> [Exercise requirements]:
Please copy every line of the records below that holds the word "Quân".

> [Data shown]:
####
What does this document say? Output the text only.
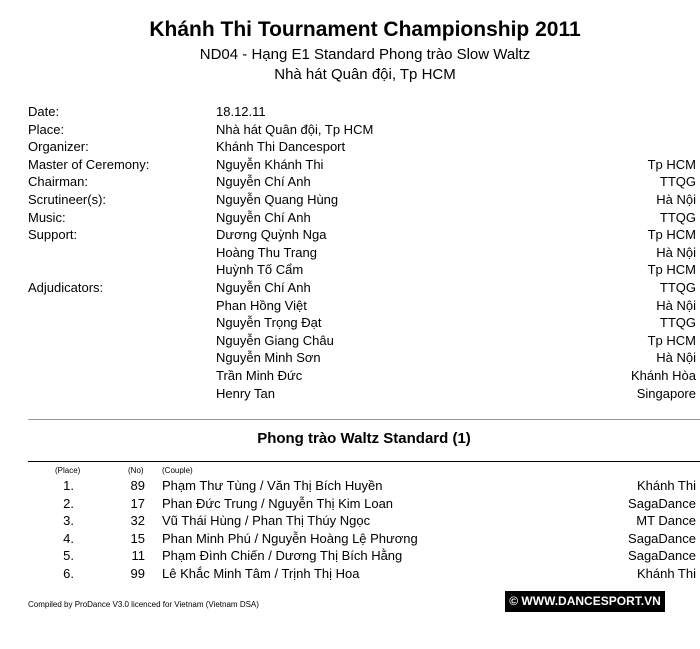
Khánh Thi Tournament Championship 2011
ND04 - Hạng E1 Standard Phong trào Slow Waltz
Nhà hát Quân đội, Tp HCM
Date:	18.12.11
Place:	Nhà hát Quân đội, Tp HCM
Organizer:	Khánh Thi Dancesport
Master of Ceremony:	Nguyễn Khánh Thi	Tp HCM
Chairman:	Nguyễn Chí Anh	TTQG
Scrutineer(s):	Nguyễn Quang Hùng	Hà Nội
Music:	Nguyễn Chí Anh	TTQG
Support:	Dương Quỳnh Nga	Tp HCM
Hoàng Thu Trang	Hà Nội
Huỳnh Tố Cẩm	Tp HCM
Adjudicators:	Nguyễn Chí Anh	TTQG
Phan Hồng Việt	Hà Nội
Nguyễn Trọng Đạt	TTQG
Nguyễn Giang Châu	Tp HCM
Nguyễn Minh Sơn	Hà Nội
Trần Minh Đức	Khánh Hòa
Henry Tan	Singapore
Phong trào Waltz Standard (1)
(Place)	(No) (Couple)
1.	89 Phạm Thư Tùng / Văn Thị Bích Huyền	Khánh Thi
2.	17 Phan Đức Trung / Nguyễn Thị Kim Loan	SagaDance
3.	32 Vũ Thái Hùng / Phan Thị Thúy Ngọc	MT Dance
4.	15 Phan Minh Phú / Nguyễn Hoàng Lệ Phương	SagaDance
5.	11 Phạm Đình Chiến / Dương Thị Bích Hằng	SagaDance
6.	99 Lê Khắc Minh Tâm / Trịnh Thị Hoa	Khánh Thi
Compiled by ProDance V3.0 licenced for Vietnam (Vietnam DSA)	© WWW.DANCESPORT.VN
####
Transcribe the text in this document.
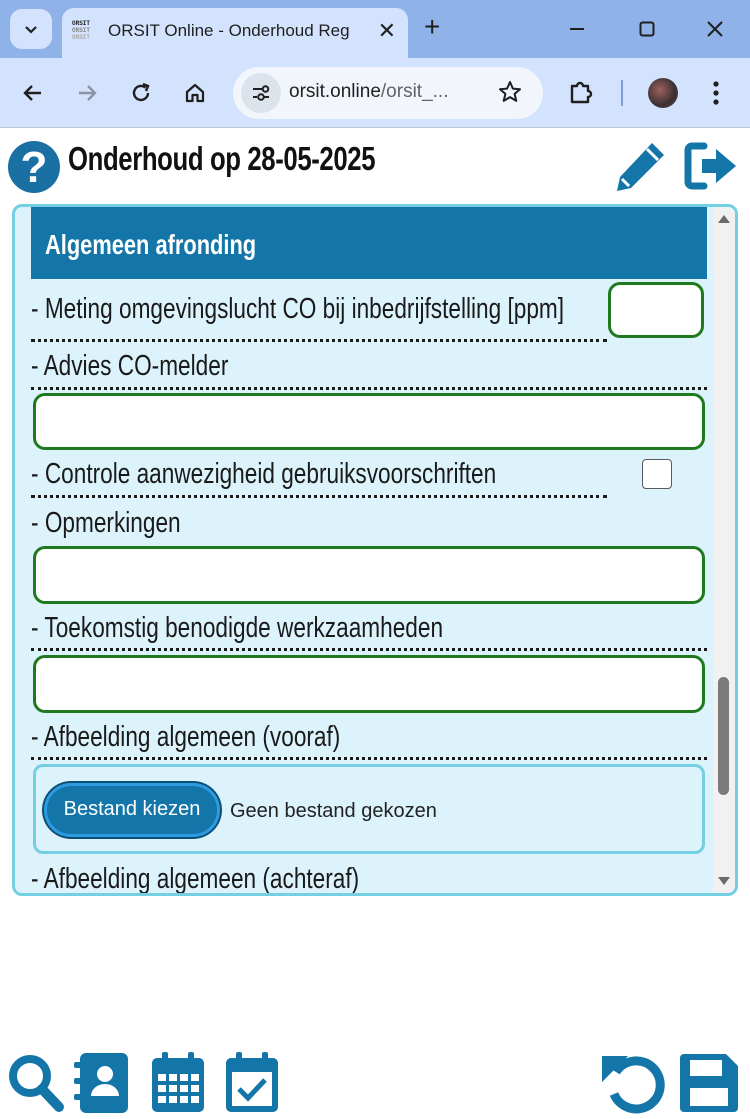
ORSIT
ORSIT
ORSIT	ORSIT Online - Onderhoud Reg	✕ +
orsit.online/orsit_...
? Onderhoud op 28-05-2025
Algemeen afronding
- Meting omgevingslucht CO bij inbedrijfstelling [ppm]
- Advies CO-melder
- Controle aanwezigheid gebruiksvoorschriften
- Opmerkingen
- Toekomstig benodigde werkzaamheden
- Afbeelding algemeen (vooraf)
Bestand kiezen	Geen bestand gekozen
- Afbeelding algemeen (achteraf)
####
> [Complete response]:
Nhà hát Quân đội, Tp HCM
Place:	Nhà hát Quân đội, Tp HCM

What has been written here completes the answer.